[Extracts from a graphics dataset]
'''

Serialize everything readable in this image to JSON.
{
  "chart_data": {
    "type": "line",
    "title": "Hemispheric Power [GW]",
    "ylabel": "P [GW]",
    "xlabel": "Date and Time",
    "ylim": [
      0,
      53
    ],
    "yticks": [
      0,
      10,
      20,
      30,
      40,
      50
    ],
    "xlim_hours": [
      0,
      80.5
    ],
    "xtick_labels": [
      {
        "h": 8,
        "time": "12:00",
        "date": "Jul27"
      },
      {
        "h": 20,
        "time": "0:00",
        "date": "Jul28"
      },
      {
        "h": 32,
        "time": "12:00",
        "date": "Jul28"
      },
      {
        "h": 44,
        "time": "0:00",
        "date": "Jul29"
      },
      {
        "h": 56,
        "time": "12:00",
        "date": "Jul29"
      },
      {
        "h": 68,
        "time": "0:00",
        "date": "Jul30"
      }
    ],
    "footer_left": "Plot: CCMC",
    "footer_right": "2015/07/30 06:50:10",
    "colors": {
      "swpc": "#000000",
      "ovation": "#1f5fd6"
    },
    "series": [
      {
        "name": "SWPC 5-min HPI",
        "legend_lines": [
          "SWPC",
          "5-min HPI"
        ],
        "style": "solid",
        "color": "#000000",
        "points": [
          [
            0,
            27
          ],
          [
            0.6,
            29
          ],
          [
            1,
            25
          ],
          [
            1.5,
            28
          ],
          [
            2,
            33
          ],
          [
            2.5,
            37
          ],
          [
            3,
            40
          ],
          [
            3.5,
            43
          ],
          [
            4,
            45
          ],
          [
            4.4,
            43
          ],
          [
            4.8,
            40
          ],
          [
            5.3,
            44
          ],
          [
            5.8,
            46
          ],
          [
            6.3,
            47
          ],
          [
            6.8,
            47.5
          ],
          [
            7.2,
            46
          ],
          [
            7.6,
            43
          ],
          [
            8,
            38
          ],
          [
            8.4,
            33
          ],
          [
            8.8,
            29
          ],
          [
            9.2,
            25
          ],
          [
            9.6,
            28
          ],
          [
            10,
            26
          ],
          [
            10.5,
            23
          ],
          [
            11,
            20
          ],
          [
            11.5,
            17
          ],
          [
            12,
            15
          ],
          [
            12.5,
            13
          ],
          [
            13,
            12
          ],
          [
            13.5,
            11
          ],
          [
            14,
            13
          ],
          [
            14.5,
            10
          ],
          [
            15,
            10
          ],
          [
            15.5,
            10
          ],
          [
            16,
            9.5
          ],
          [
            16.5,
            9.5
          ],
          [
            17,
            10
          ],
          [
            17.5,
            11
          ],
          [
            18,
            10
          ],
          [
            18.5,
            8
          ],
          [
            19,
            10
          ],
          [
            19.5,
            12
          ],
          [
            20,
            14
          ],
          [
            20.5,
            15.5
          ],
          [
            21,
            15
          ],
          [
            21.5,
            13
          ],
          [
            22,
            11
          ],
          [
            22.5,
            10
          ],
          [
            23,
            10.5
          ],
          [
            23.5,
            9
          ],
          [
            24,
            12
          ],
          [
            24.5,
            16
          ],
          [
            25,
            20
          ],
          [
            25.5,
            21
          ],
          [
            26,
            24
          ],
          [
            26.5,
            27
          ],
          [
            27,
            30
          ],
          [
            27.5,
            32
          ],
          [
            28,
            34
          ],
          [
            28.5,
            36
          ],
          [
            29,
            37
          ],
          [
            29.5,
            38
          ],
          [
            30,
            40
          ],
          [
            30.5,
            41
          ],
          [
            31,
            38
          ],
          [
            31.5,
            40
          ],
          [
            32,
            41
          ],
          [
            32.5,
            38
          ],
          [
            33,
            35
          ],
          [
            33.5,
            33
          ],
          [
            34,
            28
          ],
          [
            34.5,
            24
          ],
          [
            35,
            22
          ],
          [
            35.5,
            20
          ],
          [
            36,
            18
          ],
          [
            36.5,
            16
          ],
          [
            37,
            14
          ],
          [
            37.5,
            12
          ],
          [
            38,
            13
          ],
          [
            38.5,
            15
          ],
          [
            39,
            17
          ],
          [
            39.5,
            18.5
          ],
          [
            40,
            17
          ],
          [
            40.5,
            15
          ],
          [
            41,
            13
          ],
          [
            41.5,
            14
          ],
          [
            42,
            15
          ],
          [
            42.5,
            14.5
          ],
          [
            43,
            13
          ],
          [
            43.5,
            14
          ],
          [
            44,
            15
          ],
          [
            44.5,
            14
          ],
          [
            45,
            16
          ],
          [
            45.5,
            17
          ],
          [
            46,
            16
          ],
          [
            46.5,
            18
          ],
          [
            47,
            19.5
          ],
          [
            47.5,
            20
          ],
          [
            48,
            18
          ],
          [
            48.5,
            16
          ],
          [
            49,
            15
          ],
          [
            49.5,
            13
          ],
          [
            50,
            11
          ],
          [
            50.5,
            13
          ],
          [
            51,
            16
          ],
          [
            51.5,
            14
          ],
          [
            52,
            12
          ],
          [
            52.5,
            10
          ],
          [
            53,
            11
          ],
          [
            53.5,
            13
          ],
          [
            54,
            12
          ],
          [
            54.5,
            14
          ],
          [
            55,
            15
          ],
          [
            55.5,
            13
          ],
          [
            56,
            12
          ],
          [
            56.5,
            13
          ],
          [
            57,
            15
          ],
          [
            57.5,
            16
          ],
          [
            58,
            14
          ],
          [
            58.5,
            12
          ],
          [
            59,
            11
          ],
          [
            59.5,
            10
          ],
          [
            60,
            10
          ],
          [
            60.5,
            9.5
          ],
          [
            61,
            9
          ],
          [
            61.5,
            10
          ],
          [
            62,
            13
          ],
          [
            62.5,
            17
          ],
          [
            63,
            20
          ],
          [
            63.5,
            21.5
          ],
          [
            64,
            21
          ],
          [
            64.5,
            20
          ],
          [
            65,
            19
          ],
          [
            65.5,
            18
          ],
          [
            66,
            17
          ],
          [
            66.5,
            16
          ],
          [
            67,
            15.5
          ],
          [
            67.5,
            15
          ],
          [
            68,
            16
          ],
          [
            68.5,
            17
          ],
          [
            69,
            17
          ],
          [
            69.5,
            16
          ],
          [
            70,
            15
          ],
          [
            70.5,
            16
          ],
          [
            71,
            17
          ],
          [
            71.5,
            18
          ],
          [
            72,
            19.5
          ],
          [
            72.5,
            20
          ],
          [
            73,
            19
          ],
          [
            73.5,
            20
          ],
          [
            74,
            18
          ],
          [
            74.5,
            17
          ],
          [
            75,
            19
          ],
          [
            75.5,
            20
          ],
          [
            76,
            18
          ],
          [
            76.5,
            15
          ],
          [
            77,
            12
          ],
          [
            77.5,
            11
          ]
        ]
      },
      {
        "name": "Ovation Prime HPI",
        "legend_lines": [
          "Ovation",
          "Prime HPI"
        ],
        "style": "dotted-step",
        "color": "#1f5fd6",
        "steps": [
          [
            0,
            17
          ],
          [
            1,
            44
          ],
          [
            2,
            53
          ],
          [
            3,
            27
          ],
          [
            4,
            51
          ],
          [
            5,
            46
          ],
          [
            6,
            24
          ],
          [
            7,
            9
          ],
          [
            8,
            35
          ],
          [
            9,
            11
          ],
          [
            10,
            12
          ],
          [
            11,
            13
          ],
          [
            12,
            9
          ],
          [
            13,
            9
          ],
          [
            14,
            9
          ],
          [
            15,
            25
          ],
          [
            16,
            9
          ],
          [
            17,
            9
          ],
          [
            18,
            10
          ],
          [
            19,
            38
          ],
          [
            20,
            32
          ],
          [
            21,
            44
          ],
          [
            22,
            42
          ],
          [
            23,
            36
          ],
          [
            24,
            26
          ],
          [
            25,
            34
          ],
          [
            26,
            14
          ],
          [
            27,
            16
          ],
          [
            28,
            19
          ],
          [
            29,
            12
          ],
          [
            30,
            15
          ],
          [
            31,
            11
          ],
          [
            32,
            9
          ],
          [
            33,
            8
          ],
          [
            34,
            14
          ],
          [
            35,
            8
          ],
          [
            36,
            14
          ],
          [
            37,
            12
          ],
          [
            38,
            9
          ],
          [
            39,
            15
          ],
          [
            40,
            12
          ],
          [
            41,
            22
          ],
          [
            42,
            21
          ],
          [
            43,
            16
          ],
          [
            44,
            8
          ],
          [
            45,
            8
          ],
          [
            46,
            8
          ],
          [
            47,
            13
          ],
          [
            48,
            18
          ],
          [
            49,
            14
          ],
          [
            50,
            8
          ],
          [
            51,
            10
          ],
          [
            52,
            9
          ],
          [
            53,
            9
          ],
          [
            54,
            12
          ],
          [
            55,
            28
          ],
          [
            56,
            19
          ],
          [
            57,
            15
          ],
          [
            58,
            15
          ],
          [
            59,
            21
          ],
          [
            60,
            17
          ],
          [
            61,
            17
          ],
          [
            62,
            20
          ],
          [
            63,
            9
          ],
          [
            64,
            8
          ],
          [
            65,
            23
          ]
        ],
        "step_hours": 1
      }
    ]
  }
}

'''

→ What to do: Find the word "name" in the data and show each line that holds it.

→ Result below:
        "name": "SWPC 5-min HPI",
        "name": "Ovation Prime HPI",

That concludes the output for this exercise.